▸ Work item A
In the blog reflection below, list the three verbs joined by slashes that describe changes made to a recipe.
▸ Work item B
Continue the blog reflection below on writing a cooking blog, picking up after its final sentence.

▸ Source extract
Click here for Carmen's Experience of the Blog


So... what was it like to write? Having started our blog in one fashion, we slowly (yes slowly not quickly) discovered that we had no real aim or argument, and that the recipes we had chosen had absolutely no correlation to our supposed topics or each other. This led to a complete revamp in week 11 and spree of cooking infested days, in which the both the kitchen and our souls were battered... There are only so many times you can be let down by a dodgy recipe. However the learning curve that accompanied this experience was sharp and didn’t fail to excite my culinary taste buds. Like a mathematical equation, there is something very satisfying in completing a recipe and knowing that you got it right, moreover it is even more satisfying to know you have substituted/revamped/approximated and still created something edible. You can definitely see a difference in style of cooking and compilations of ingredients, to that of the modern day.
Blogging creates an entirely different dimension to the kitchen, most noticeably, the constant need to document what is going on, and the odd relationship it creates with the food. That is to say- we can safely assume that most meals are cooked to be eaten and cooked with specific people in mind, however whilst blogging the emphasis was most definitely on the process. An interesting phenomenon occurred. We cooked- not to eat- but to write about the process of cooking. Once more food entered the world of the literary and once more, the etiquette of the table was completely rent asunder and disregarded in favour of a powerhouse conveyer belt of meals. Interestingly most of the food stuffs went untouched until the next day.

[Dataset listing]
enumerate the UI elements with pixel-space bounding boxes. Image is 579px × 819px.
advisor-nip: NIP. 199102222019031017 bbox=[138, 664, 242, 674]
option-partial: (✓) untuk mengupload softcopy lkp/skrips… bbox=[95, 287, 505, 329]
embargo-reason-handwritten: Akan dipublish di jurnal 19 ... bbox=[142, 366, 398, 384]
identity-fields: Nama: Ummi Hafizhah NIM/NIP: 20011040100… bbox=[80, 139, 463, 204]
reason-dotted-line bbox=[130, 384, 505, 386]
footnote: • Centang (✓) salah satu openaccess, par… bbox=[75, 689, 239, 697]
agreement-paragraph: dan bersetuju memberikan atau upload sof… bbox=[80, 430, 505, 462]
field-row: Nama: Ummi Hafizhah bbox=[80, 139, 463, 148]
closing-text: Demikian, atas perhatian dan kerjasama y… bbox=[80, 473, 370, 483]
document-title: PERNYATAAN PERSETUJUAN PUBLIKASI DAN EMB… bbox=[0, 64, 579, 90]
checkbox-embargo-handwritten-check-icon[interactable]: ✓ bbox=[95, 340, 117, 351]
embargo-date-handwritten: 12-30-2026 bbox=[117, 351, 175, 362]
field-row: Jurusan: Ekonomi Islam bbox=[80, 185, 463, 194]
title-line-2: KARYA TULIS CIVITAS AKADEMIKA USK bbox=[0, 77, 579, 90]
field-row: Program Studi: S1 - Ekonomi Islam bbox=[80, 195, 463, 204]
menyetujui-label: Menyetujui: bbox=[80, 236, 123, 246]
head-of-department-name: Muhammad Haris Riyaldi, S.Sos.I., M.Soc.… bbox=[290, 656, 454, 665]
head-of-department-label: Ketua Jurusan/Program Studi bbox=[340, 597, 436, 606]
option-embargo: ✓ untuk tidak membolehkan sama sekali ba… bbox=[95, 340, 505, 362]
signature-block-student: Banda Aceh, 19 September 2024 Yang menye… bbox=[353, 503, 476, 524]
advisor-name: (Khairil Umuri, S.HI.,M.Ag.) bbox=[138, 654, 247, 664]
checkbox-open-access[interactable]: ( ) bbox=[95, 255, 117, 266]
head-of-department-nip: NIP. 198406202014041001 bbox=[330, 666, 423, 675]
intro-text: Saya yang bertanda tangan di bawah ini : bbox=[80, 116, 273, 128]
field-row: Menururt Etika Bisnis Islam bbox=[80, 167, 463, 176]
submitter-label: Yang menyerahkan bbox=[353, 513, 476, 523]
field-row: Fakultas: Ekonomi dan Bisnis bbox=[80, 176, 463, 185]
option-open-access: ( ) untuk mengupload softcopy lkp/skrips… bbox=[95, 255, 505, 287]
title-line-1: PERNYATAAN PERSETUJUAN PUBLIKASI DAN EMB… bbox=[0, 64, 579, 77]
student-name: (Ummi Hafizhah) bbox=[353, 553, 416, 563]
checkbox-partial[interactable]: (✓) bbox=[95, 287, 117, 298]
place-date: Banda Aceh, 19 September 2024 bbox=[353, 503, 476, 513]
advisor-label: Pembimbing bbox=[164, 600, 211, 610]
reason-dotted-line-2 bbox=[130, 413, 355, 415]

▸ Exercise output A
substituted, revamped, approximated

▸ Exercise output B
Now let’s think of the issues raised... well most certainly inefficient recipes led to disaster in the kitchen. There is certainly a culture for fine art cuisine versus the ‘take-away’ in modern times, which contrasts to constantly assumed thorough knowledge of a kitchen in the older recipes. The tastes of the general public have changed, as the ingredients which are available to the general public have expanded. It was interesting to discover that staple ingredients of the war time diet, were almost extinct in our supermarkets and that new ingredients have been invented to replace them.
My argument at the beginning of this blog was ‘How does language and presentation differentiate from the taste and realities of the food?’ Well the answer is of course, that it differs massively. There can be no approximation to the realities of the kitchen through these neatly set out recipes, which endeavour to communalise the war in the kitchen and alleviate the challenges faced by rationed cooks. These literary texts set out to appease and to attempt to make fashionable, restricted diets. Their wording is completely different from that used in modern day cook books, however you cannot help but wonder if it completely different from the usual wording of cooks through the wars also. 

Words cannot equal the realities of food consumption, however they can command the reader's mind and stomach- pacifying and allaying fears in times of want and stirring up the hearts and minds of readers who may well be run down with the drugery of the all too undescribable attorcities of the World Wars.